======== Given data ========
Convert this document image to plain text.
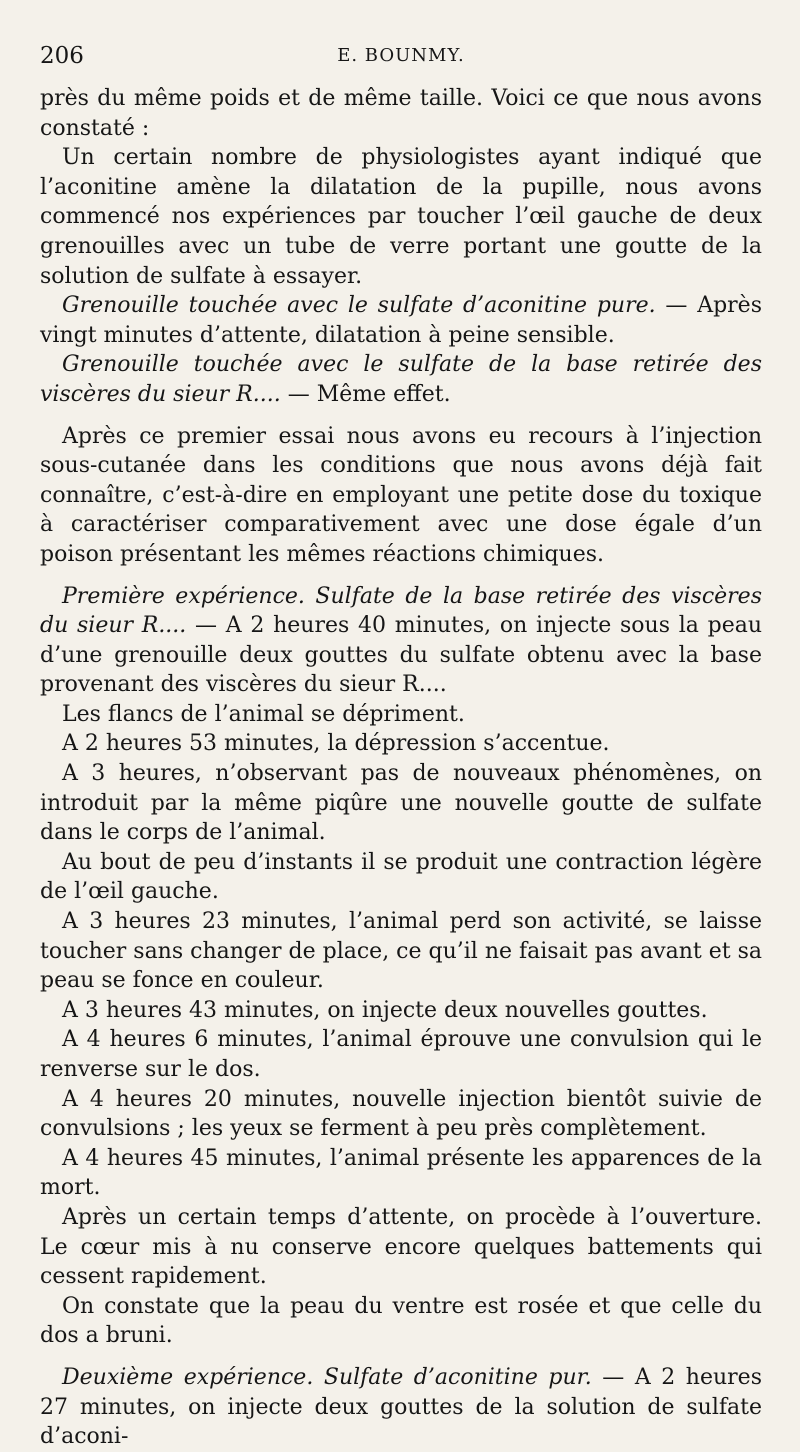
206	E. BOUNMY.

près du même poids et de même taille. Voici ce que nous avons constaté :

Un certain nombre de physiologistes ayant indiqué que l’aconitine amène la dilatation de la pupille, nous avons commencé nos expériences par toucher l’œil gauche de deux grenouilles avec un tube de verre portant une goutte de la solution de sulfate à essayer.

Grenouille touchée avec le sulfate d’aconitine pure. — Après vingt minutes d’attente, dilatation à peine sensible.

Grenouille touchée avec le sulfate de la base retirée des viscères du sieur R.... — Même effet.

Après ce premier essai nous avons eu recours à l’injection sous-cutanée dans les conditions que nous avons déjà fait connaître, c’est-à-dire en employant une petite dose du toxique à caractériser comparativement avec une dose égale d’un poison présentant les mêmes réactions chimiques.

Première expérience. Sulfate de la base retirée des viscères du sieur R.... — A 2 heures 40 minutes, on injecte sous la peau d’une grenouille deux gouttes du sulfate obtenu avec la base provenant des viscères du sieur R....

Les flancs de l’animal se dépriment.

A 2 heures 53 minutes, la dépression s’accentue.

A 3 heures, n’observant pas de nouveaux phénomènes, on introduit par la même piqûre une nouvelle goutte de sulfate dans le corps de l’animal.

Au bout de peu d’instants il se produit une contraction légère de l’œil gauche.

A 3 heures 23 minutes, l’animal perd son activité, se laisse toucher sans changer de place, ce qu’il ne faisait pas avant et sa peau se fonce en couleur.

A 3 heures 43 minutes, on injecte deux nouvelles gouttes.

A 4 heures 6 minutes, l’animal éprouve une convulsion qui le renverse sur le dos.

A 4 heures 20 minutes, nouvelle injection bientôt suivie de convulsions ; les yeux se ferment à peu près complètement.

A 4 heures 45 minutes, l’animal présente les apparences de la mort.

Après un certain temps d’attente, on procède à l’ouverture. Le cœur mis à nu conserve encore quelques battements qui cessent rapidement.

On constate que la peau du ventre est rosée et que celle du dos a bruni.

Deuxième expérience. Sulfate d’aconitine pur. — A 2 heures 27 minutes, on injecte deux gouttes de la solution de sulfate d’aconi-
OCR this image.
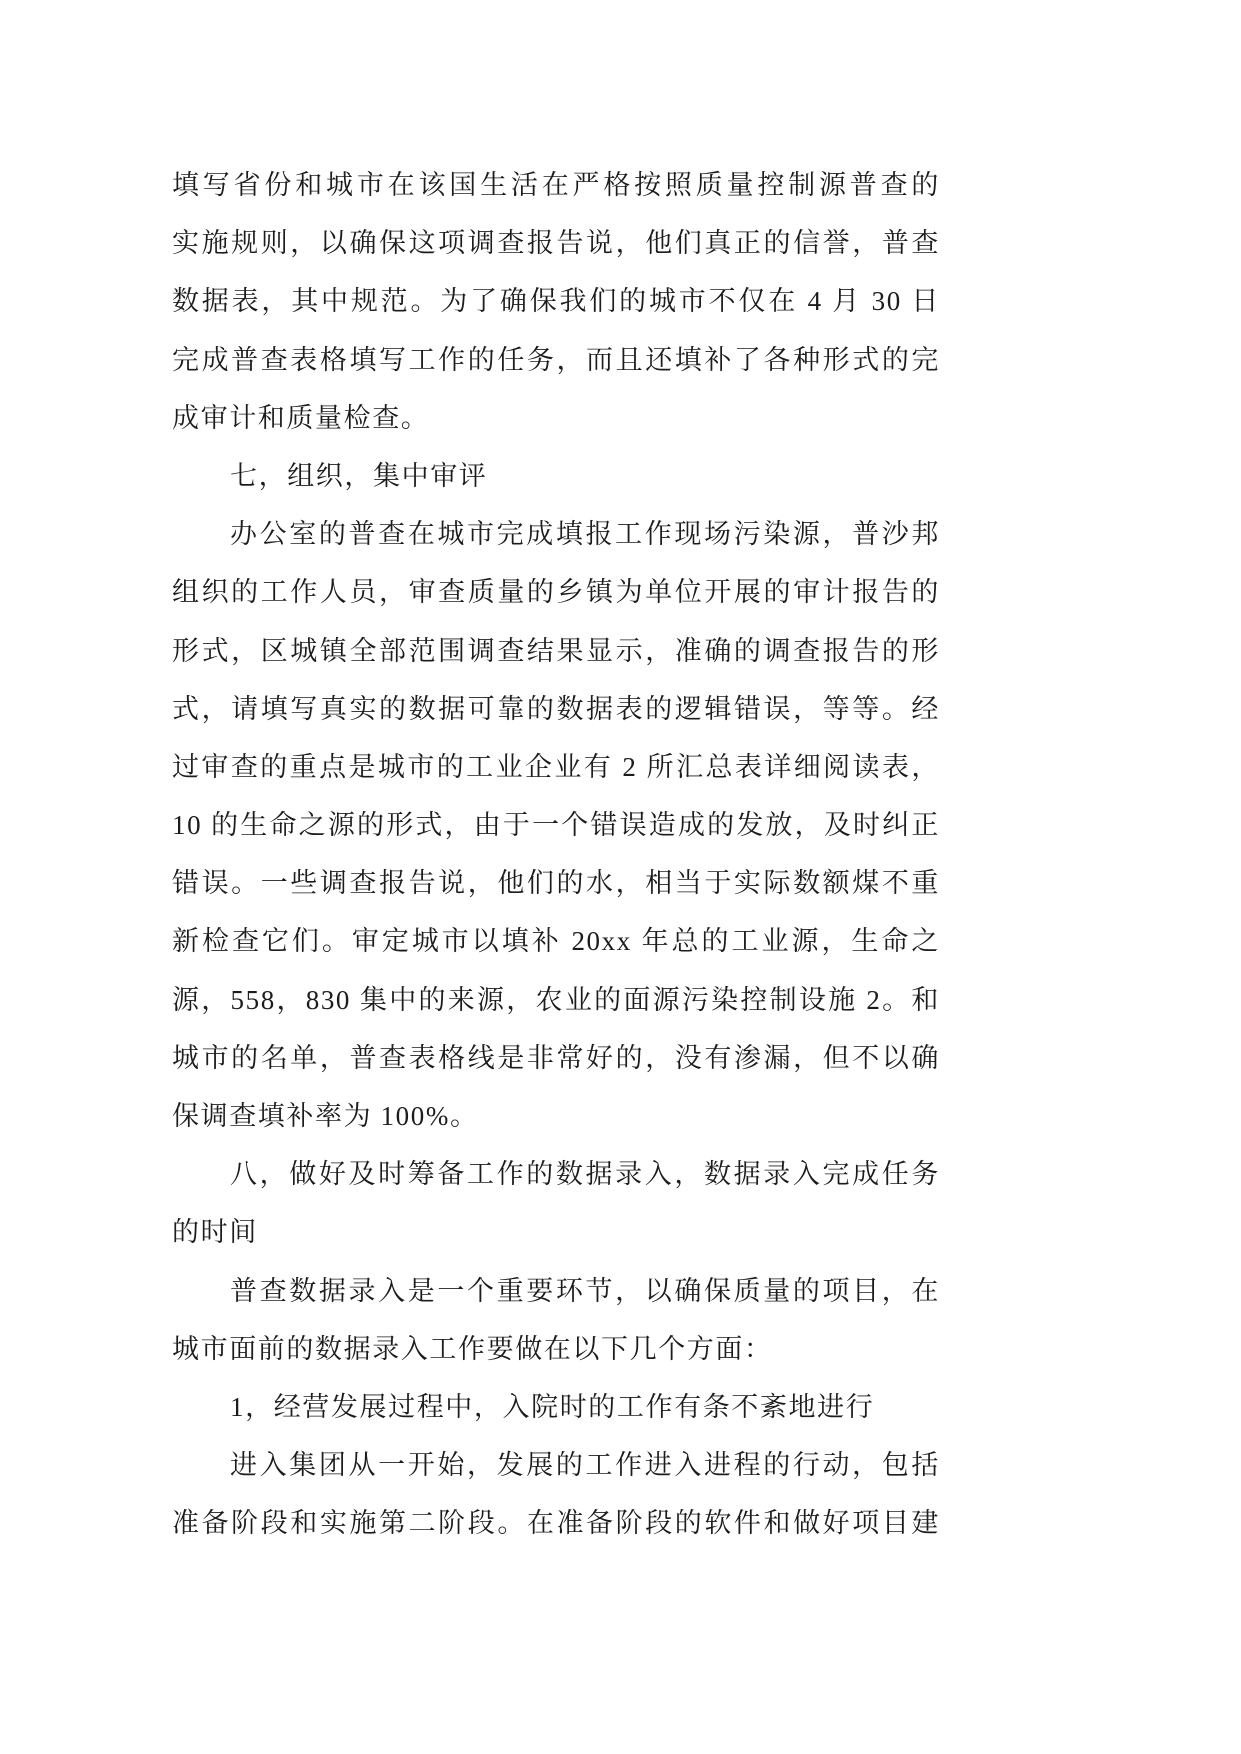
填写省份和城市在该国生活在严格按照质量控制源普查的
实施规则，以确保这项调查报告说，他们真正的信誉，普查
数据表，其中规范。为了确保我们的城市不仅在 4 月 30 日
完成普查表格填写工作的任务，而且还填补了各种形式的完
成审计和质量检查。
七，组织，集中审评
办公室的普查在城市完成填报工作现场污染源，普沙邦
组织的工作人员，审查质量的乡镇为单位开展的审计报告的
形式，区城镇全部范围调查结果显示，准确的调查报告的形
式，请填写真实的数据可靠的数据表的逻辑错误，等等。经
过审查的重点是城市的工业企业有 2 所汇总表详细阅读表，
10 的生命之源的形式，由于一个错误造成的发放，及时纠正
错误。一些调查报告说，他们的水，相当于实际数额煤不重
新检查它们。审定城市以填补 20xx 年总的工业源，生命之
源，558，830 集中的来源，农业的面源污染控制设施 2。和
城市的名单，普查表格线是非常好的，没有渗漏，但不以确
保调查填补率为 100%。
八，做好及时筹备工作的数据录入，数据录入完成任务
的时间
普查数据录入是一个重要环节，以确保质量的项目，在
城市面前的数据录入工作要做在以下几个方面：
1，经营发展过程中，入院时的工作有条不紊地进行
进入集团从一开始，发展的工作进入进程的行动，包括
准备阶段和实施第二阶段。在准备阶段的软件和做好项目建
========
### Set problem
Copy every line of the data that holds the string "this".

### Exercise response
Convert this document image to plain text.
OCR this image.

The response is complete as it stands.